--- BEGIN ---

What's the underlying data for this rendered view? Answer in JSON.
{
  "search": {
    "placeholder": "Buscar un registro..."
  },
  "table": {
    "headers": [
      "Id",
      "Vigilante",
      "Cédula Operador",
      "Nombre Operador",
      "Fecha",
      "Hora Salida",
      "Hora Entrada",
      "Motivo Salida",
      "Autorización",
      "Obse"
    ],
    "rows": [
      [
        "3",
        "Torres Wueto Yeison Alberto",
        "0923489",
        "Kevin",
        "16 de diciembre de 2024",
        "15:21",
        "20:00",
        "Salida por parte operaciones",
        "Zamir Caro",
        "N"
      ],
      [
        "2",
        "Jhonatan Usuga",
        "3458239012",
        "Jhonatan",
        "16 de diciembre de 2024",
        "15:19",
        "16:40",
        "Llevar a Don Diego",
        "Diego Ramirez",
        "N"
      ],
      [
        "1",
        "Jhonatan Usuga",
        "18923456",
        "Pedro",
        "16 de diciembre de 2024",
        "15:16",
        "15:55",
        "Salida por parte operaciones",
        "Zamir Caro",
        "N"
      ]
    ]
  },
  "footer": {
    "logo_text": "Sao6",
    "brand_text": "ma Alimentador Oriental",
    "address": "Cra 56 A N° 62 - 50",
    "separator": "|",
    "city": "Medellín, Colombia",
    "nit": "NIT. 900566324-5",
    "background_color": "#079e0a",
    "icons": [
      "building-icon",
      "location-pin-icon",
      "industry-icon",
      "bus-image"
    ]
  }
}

--- END ---

- [Work to do] Identify each line holding the string "Salida", and copy it out.

- [Answer for the task]
      "Hora Salida",
      "Motivo Salida",
        "Salida por parte operaciones",
        "Salida por parte operaciones",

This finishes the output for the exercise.